=== Given problem ===
Would you return the complete listing below word for word?

#####

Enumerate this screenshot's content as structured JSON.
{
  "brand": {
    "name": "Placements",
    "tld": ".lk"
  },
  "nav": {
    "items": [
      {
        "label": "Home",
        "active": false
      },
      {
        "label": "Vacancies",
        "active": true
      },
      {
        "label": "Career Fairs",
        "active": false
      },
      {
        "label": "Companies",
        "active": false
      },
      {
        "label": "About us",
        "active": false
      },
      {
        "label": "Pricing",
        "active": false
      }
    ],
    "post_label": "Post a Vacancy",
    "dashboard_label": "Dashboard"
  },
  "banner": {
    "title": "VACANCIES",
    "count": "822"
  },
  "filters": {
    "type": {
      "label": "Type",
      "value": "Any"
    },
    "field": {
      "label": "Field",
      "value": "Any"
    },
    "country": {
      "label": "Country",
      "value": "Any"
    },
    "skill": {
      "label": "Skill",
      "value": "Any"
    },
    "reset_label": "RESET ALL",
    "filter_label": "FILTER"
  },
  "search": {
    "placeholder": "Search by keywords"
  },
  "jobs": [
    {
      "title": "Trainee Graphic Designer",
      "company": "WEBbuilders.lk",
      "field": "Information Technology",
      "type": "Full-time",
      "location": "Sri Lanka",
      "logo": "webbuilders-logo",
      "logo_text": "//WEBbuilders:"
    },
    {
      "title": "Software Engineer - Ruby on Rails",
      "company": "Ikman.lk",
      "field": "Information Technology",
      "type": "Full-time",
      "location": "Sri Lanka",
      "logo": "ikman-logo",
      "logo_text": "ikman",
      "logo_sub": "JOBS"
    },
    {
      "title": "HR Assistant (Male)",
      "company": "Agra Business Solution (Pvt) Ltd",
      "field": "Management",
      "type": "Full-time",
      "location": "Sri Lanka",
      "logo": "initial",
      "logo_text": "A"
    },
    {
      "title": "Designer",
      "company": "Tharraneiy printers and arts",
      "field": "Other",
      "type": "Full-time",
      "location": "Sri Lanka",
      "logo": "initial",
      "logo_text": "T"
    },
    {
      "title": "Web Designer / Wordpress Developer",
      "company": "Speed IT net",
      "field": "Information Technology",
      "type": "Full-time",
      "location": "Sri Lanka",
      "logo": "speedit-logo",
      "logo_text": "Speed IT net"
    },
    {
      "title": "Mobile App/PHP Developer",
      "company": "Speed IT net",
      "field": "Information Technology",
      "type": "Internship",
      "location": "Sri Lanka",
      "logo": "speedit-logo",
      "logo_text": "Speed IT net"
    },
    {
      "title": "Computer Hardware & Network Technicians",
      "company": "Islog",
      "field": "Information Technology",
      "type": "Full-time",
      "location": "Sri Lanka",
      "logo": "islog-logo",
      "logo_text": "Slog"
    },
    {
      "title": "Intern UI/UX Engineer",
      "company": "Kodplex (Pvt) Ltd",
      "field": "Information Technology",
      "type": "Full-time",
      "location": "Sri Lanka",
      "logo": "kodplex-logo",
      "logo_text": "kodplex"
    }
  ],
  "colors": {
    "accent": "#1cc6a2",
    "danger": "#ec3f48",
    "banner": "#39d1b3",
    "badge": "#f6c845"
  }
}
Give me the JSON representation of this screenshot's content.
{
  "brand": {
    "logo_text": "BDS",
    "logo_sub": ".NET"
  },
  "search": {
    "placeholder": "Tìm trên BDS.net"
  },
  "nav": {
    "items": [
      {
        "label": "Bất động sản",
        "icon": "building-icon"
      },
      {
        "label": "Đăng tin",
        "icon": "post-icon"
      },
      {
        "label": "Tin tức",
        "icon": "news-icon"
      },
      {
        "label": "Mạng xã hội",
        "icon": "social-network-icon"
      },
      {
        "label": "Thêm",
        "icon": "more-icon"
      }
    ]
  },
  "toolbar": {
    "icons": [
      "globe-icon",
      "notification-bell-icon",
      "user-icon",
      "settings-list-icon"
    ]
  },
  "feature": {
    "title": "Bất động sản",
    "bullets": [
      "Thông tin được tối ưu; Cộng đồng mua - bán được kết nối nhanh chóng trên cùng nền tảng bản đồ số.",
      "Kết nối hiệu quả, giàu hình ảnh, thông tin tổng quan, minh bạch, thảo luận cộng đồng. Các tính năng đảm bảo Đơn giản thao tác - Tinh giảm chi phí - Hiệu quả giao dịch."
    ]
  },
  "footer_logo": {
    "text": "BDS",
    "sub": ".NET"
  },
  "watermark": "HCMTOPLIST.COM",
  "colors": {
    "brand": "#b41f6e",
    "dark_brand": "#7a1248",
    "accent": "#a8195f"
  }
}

#####

=== Final result ===
Enumerate this screenshot's content as structured JSON.
{
  "brand": {
    "name": "Placements",
    "tld": ".lk"
  },
  "nav": {
    "items": [
      {
        "label": "Home",
        "active": false
      },
      {
        "label": "Vacancies",
        "active": true
      },
      {
        "label": "Career Fairs",
        "active": false
      },
      {
        "label": "Companies",
        "active": false
      },
      {
        "label": "About us",
        "active": false
      },
      {
        "label": "Pricing",
        "active": false
      }
    ],
    "post_label": "Post a Vacancy",
    "dashboard_label": "Dashboard"
  },
  "banner": {
    "title": "VACANCIES",
    "count": "822"
  },
  "filters": {
    "type": {
      "label": "Type",
      "value": "Any"
    },
    "field": {
      "label": "Field",
      "value": "Any"
    },
    "country": {
      "label": "Country",
      "value": "Any"
    },
    "skill": {
      "label": "Skill",
      "value": "Any"
    },
    "reset_label": "RESET ALL",
    "filter_label": "FILTER"
  },
  "search": {
    "placeholder": "Search by keywords"
  },
  "jobs": [
    {
      "title": "Trainee Graphic Designer",
      "company": "WEBbuilders.lk",
      "field": "Information Technology",
      "type": "Full-time",
      "location": "Sri Lanka",
      "logo": "webbuilders-logo",
      "logo_text": "//WEBbuilders:"
    },
    {
      "title": "Software Engineer - Ruby on Rails",
      "company": "Ikman.lk",
      "field": "Information Technology",
      "type": "Full-time",
      "location": "Sri Lanka",
      "logo": "ikman-logo",
      "logo_text": "ikman",
      "logo_sub": "JOBS"
    },
    {
      "title": "HR Assistant (Male)",
      "company": "Agra Business Solution (Pvt) Ltd",
      "field": "Management",
      "type": "Full-time",
      "location": "Sri Lanka",
      "logo": "initial",
      "logo_text": "A"
    },
    {
      "title": "Designer",
      "company": "Tharraneiy printers and arts",
      "field": "Other",
      "type": "Full-time",
      "location": "Sri Lanka",
      "logo": "initial",
      "logo_text": "T"
    },
    {
      "title": "Web Designer / Wordpress Developer",
      "company": "Speed IT net",
      "field": "Information Technology",
      "type": "Full-time",
      "location": "Sri Lanka",
      "logo": "speedit-logo",
      "logo_text": "Speed IT net"
    },
    {
      "title": "Mobile App/PHP Developer",
      "company": "Speed IT net",
      "field": "Information Technology",
      "type": "Internship",
      "location": "Sri Lanka",
      "logo": "speedit-logo",
      "logo_text": "Speed IT net"
    },
    {
      "title": "Computer Hardware & Network Technicians",
      "company": "Islog",
      "field": "Information Technology",
      "type": "Full-time",
      "location": "Sri Lanka",
      "logo": "islog-logo",
      "logo_text": "Slog"
    },
    {
      "title": "Intern UI/UX Engineer",
      "company": "Kodplex (Pvt) Ltd",
      "field": "Information Technology",
      "type": "Full-time",
      "location": "Sri Lanka",
      "logo": "kodplex-logo",
      "logo_text": "kodplex"
    }
  ],
  "colors": {
    "accent": "#1cc6a2",
    "danger": "#ec3f48",
    "banner": "#39d1b3",
    "badge": "#f6c845"
  }
}
Give me the JSON representation of this screenshot's content.
{
  "brand": {
    "logo_text": "BDS",
    "logo_sub": ".NET"
  },
  "search": {
    "placeholder": "Tìm trên BDS.net"
  },
  "nav": {
    "items": [
      {
        "label": "Bất động sản",
        "icon": "building-icon"
      },
      {
        "label": "Đăng tin",
        "icon": "post-icon"
      },
      {
        "label": "Tin tức",
        "icon": "news-icon"
      },
      {
        "label": "Mạng xã hội",
        "icon": "social-network-icon"
      },
      {
        "label": "Thêm",
        "icon": "more-icon"
      }
    ]
  },
  "toolbar": {
    "icons": [
      "globe-icon",
      "notification-bell-icon",
      "user-icon",
      "settings-list-icon"
    ]
  },
  "feature": {
    "title": "Bất động sản",
    "bullets": [
      "Thông tin được tối ưu; Cộng đồng mua - bán được kết nối nhanh chóng trên cùng nền tảng bản đồ số.",
      "Kết nối hiệu quả, giàu hình ảnh, thông tin tổng quan, minh bạch, thảo luận cộng đồng. Các tính năng đảm bảo Đơn giản thao tác - Tinh giảm chi phí - Hiệu quả giao dịch."
    ]
  },
  "footer_logo": {
    "text": "BDS",
    "sub": ".NET"
  },
  "watermark": "HCMTOPLIST.COM",
  "colors": {
    "brand": "#b41f6e",
    "dark_brand": "#7a1248",
    "accent": "#a8195f"
  }
}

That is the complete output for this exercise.